start
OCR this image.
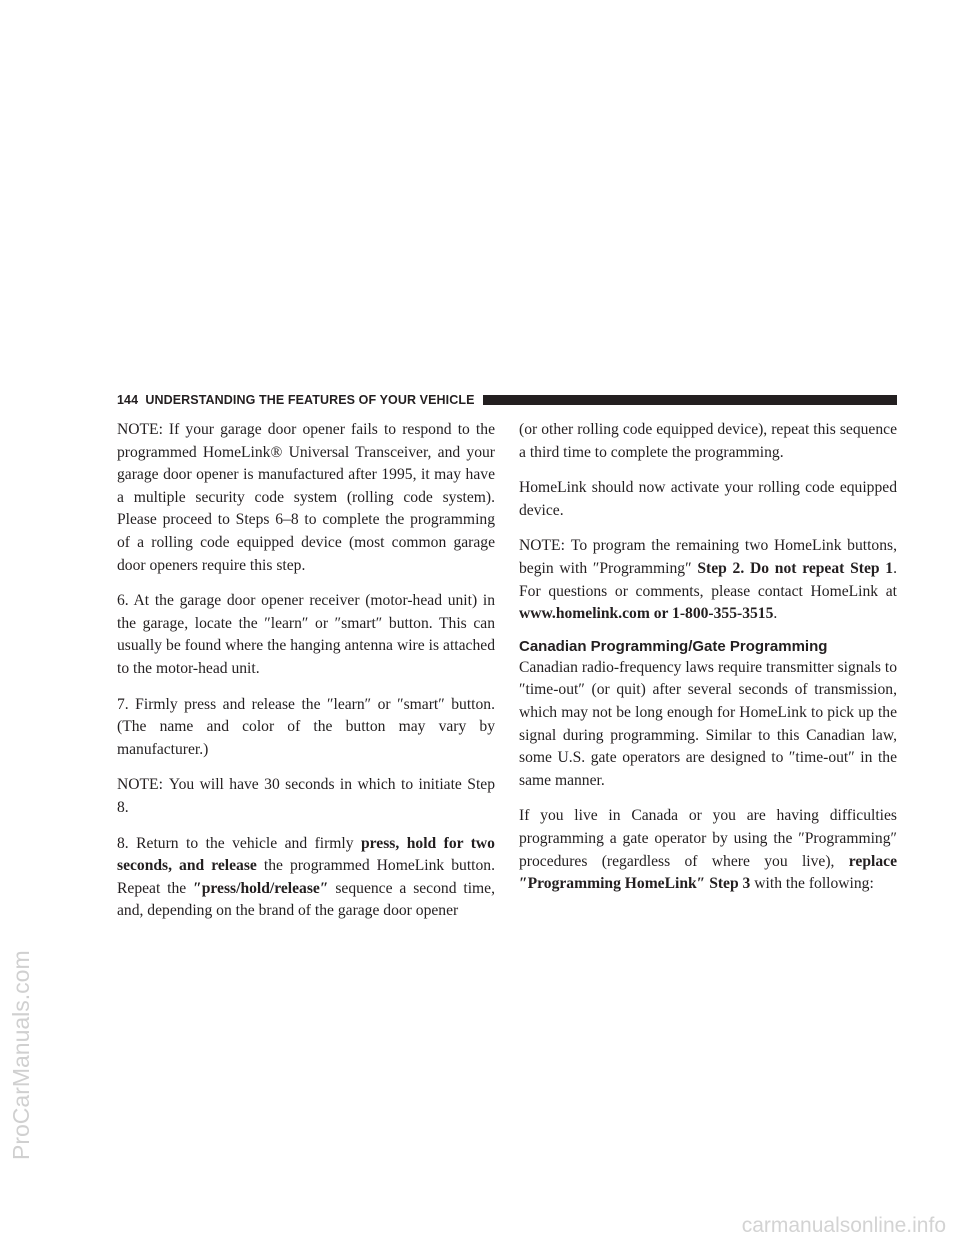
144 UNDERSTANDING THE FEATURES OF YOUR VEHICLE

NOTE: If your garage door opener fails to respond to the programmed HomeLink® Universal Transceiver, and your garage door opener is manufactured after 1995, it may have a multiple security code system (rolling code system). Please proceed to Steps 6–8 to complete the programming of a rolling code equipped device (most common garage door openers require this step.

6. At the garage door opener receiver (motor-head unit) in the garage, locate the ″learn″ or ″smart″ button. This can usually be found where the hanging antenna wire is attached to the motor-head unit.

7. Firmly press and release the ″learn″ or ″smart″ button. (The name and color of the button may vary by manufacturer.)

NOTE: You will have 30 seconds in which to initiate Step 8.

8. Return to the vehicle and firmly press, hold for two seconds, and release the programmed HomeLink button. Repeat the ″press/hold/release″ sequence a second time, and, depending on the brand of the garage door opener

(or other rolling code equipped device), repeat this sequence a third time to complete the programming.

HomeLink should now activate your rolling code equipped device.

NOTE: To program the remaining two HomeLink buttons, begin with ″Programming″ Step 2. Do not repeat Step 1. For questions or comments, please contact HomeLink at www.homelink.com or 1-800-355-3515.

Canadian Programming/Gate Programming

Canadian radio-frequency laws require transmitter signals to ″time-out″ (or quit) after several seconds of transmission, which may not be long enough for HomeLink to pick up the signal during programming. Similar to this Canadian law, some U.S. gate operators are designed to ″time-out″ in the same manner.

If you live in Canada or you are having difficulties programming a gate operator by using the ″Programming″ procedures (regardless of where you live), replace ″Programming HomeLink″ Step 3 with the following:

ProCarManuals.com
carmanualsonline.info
end
▶ [Task goal]
Print every entry above again without changing a word, and omit the pictures.

▶ [Correct result]
OCR this image.
144 UNDERSTANDING THE FEATURES OF YOUR VEHICLE

NOTE: If your garage door opener fails to respond to the programmed HomeLink® Universal Transceiver, and your garage door opener is manufactured after 1995, it may have a multiple security code system (rolling code system). Please proceed to Steps 6–8 to complete the programming of a rolling code equipped device (most common garage door openers require this step.

6. At the garage door opener receiver (motor-head unit) in the garage, locate the ″learn″ or ″smart″ button. This can usually be found where the hanging antenna wire is attached to the motor-head unit.

7. Firmly press and release the ″learn″ or ″smart″ button. (The name and color of the button may vary by manufacturer.)

NOTE: You will have 30 seconds in which to initiate Step 8.

8. Return to the vehicle and firmly press, hold for two seconds, and release the programmed HomeLink button. Repeat the ″press/hold/release″ sequence a second time, and, depending on the brand of the garage door opener

(or other rolling code equipped device), repeat this sequence a third time to complete the programming.

HomeLink should now activate your rolling code equipped device.

NOTE: To program the remaining two HomeLink buttons, begin with ″Programming″ Step 2. Do not repeat Step 1. For questions or comments, please contact HomeLink at www.homelink.com or 1-800-355-3515.

Canadian Programming/Gate Programming

Canadian radio-frequency laws require transmitter signals to ″time-out″ (or quit) after several seconds of transmission, which may not be long enough for HomeLink to pick up the signal during programming. Similar to this Canadian law, some U.S. gate operators are designed to ″time-out″ in the same manner.

If you live in Canada or you are having difficulties programming a gate operator by using the ″Programming″ procedures (regardless of where you live), replace ″Programming HomeLink″ Step 3 with the following:

ProCarManuals.com
carmanualsonline.info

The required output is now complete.